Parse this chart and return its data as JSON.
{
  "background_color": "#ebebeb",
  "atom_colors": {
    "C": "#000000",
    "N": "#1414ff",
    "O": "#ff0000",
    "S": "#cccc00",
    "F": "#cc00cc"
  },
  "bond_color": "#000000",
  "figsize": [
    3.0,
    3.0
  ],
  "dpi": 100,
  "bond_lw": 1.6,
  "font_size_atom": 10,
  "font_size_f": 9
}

**GIVEN TASK**
Print every line of the records exactly. Omit nothing.

**REPLY TO THE EXERCISE**
Parse this chart and return its data as JSON.
{
  "background_color": "#ebebeb",
  "atom_colors": {
    "C": "#000000",
    "N": "#1414ff",
    "O": "#ff0000",
    "S": "#cccc00",
    "F": "#cc00cc"
  },
  "bond_color": "#000000",
  "figsize": [
    3.0,
    3.0
  ],
  "dpi": 100,
  "bond_lw": 1.6,
  "font_size_atom": 10,
  "font_size_f": 9
}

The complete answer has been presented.